Oui, il est maints autres poëtes (sic), et on peut leur trouver force qualités et passionnants attraits, mais des vers de Baudelaire, merde, ça, c'est quelque chose !
Et tiens, puisque je suis là, un petit texte que j'aime bien, c'est une chanson de mon camarade Martin, qu'il avait en cours depuis longtemps et qu'il a trouvé prétexte à terminer il y a peu. J'aime particulièrement la formulation des deux derniers vers de chacun de couplets principaux...
La digestion est lente et difficile
Le pape est mort, et l'énergie fossile.
La vie est douce, et l'esclave docile,
Qui berce mon hamac en clignant des sourcils...
Faites gonfler ma vessie natatoire
Le pape est mort, et la matière noire
la vie est belle, et l'esclave barbare,
qui peigne mes cheveux et remplit la baignoire...
La pape est mort...
Il ne viendra plus faire le pitre
À la fenêtre avec sa mitre,
Le pape est mort...
Il est tout seul dans son linceul,
Il est tout pâle dans son linge sale.
Le pape est mort...
Et moi je reste mitigé
Face à son sourire figé.
Le pape est mort...
Il faut embaumer ce mec là,
Pour qu'il conserve son éclat.
Le pape est mort...
Le teint cireux, les yeux clos il repose,
On le dirait victime d'overdose.
La vie est courte, et l'esclave morose
Qui pave mon trottoir de pétales de roses...
Le chef parti, qui dirige l'orchestre ?
Le pape est mort, et l'attraction terrestre !
La vie est douce, et l'esclave enchaînée
Qui cire mes chaussures au petit déjeuner...
On le dirait meurtri par un gaz urticant
Et dans les caves, et dans les caves du Vatican,
Il y a des cross-country, on dans' le French-Cancan,
On joue le la batt'rie avec des mohicans.
On tap' sur des poteries, on boit d'la Pélican,
Tout le monde se pétrit, ça donne du piquant !
Le pape est mort, le pape est mort, le pape est mort !
Le pape est mort, le pape est mort, le pape est mort !
Le pape est mort, le pape est mort, le pape est mort ...
Si ça vous a plus, je vous invite grandement à l'aller découvrir en musique à http://margranger.free.fr/pape.htm ...
Notes
[1] And where the other four are, that I do not know...
, c'est joli, surtout sorti avec un accent perlé de la jolie bouche de Liv Tyler, alors que et où sont les quatre autres, cela je ne le sais pas
avec un accent pratiquement parisien, c'est ridicule.
Commentaires
Pardon de tomber dans une trivialité de mauvais aloi, mais tu es conscient qu'avec le titre de ton post, tu vas ameuter tous les frustrés sexuels qui consultent Google pour oublier leur acné ?
Nonal, mon ami (-mon semblable, -mon frère même, spèce d'hypocrite !) est-ce que tu crois vraiment que j'aurais pu faire une chose pareille sans le faire exprès ?
Arf ! ça c'est envoyé ! Youpi !

____

Tâches à réaliser.
1 – Dans l'extrait, qui a écrit la chanson présentée ?
2 – Recopiez le passage de l'extrait qui commence à « La pape est » et s'arrête après « son linge sale. », en changeant « linceul » en « cercueil ».
3 – Dans les paroles de la chanson citée dans l'extrait, quels adjectifs qualifient « l'esclave » ? Donnez-les tous, s'il vous plaît.
Les items qui suivent n'ont aucun rôle dans ce travail.

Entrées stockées
____

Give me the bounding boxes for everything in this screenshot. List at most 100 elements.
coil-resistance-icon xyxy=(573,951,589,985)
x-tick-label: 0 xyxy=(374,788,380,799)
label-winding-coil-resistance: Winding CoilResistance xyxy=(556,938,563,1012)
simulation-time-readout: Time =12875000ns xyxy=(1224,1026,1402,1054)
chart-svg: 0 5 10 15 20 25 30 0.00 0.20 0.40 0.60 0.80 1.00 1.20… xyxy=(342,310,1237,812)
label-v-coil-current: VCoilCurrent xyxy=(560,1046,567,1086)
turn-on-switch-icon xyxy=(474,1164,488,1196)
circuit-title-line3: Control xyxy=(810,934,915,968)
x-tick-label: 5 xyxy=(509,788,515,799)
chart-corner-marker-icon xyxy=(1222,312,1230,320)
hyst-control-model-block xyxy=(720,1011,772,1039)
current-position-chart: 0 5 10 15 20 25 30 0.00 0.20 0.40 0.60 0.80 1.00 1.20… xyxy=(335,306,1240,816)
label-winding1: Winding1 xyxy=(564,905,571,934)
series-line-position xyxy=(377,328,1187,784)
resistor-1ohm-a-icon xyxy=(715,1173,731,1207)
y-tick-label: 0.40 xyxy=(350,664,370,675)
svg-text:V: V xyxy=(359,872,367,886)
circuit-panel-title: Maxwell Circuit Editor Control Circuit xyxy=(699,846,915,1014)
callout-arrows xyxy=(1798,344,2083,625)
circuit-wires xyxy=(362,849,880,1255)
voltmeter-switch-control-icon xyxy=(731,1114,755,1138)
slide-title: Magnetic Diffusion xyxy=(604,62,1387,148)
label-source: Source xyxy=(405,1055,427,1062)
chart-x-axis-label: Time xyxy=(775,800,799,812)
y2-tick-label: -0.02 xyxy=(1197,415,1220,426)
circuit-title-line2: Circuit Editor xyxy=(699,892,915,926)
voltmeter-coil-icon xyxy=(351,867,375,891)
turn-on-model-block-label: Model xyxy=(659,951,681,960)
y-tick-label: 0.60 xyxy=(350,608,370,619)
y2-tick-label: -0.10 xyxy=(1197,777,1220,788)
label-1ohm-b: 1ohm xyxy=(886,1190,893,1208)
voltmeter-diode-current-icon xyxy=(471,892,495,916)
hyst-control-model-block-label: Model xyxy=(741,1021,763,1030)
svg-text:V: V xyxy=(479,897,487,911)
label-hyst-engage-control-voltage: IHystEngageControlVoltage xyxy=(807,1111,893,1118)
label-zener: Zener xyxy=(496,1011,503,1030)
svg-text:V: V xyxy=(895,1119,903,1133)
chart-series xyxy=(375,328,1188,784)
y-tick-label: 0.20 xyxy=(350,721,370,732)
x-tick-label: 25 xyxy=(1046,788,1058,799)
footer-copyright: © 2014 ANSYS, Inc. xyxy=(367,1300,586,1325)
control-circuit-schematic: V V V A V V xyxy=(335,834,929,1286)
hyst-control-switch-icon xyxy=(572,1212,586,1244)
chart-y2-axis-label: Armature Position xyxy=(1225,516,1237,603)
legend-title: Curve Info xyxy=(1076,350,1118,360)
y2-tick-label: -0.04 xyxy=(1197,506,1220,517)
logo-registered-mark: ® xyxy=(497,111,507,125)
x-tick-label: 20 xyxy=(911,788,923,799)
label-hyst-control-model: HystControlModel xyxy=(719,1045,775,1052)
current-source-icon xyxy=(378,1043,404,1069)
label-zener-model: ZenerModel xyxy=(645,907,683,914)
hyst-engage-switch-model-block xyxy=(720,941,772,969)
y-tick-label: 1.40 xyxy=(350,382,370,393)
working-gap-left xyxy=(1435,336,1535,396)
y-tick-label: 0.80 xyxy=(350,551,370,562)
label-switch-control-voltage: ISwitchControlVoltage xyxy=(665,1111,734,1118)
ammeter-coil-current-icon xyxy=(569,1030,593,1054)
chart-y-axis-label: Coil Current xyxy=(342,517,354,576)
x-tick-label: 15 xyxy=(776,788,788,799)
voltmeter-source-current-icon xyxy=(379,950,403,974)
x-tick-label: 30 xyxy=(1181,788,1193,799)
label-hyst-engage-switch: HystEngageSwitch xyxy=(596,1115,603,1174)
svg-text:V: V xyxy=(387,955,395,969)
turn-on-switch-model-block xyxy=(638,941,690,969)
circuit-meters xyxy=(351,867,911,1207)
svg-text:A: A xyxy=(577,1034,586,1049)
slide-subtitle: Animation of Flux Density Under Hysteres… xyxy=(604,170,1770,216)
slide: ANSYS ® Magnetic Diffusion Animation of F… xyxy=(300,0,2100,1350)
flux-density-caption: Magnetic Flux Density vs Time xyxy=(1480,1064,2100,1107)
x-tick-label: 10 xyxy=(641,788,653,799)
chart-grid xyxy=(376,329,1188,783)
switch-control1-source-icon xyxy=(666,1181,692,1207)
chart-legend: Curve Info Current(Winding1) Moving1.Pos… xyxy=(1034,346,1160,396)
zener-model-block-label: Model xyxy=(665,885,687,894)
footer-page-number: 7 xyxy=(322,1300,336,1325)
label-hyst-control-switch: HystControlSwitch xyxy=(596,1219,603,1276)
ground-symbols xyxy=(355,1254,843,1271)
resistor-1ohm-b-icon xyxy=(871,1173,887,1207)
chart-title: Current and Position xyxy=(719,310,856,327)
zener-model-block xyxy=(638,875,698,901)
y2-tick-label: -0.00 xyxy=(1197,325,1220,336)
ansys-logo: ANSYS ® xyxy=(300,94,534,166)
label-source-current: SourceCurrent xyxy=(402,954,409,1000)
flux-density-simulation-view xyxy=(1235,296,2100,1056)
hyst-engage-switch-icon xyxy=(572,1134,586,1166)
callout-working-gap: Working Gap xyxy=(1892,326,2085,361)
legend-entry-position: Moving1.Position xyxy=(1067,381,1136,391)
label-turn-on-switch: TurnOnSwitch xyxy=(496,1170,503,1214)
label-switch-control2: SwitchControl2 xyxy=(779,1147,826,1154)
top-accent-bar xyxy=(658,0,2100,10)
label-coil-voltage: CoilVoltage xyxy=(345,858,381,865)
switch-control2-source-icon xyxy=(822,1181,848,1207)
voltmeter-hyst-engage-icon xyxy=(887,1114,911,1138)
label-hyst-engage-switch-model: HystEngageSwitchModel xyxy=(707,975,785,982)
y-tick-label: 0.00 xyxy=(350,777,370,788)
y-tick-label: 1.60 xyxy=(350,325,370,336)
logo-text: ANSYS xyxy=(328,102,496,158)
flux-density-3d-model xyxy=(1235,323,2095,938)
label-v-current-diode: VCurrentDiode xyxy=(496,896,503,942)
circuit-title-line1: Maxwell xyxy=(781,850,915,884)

____

Réponses par tâche.
1 – Martin, un camarade de l'auteur.

2 –
La pape est mort...
Il ne viendra plus faire le pitre
À la fenêtre avec sa mitre,
Le pape est mort...
Il est tout seul dans son cercueil,
Il est tout pâle dans son linge sale.

3 – docile, barbare, morose, enchaînée